▶ _THE TASK_
Output exactly the lines that run from the line with "OCR this image." to the end of the material, both ends included, and no other lines.

▶ _ENTRIES PROVIDED_
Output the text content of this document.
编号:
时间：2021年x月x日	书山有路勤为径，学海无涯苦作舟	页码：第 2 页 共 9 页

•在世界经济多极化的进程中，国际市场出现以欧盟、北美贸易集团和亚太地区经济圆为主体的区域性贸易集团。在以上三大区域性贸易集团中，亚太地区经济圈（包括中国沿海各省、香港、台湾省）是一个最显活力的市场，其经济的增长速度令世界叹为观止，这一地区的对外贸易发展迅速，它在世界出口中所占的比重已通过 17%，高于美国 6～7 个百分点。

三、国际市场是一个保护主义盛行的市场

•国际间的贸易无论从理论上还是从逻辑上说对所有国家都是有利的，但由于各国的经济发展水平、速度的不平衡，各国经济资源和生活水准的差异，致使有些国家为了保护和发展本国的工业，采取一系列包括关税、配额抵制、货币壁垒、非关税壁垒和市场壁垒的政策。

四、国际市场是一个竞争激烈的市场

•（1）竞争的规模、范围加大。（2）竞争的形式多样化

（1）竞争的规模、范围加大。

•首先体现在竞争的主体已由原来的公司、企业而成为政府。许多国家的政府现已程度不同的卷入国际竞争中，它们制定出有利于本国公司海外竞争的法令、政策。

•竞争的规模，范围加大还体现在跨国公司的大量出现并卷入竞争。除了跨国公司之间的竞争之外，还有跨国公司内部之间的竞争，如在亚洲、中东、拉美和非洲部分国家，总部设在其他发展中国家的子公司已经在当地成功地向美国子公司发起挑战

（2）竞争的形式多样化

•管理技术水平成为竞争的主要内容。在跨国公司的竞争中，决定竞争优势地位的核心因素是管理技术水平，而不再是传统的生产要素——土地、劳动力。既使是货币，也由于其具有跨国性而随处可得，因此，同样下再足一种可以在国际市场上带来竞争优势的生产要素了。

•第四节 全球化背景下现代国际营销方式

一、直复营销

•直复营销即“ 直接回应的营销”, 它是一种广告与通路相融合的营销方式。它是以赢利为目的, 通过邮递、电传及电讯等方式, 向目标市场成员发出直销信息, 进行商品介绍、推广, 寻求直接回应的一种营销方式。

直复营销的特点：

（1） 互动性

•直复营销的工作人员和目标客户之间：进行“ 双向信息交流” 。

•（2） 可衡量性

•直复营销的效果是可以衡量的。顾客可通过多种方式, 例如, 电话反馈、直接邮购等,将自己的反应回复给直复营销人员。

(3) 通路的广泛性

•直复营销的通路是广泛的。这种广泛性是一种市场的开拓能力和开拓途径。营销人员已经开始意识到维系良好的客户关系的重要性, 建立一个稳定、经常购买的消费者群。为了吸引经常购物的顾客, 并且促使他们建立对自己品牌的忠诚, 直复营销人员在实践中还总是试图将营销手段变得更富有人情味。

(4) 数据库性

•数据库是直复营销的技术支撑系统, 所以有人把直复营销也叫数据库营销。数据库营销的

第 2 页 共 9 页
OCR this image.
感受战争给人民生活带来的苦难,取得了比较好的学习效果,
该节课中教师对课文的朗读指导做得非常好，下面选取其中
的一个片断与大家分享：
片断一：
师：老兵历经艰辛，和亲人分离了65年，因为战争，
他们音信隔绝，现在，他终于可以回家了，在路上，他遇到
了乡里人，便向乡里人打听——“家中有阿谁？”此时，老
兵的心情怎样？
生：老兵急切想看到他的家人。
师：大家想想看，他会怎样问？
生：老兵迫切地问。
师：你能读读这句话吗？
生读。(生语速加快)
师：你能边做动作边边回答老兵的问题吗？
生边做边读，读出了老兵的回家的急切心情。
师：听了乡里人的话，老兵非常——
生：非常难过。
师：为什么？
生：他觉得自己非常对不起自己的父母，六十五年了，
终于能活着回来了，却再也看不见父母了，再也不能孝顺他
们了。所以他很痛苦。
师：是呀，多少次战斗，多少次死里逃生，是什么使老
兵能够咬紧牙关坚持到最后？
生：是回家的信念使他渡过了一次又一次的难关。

▶ _THE OUTPUT_
OCR this image.
感受战争给人民生活带来的苦难,取得了比较好的学习效果,
该节课中教师对课文的朗读指导做得非常好，下面选取其中
的一个片断与大家分享：
片断一：
师：老兵历经艰辛，和亲人分离了65年，因为战争，
他们音信隔绝，现在，他终于可以回家了，在路上，他遇到
了乡里人，便向乡里人打听——“家中有阿谁？”此时，老
兵的心情怎样？
生：老兵急切想看到他的家人。
师：大家想想看，他会怎样问？
生：老兵迫切地问。
师：你能读读这句话吗？
生读。(生语速加快)
师：你能边做动作边边回答老兵的问题吗？
生边做边读，读出了老兵的回家的急切心情。
师：听了乡里人的话，老兵非常——
生：非常难过。
师：为什么？
生：他觉得自己非常对不起自己的父母，六十五年了，
终于能活着回来了，却再也看不见父母了，再也不能孝顺他
们了。所以他很痛苦。
师：是呀，多少次战斗，多少次死里逃生，是什么使老
兵能够咬紧牙关坚持到最后？
生：是回家的信念使他渡过了一次又一次的难关。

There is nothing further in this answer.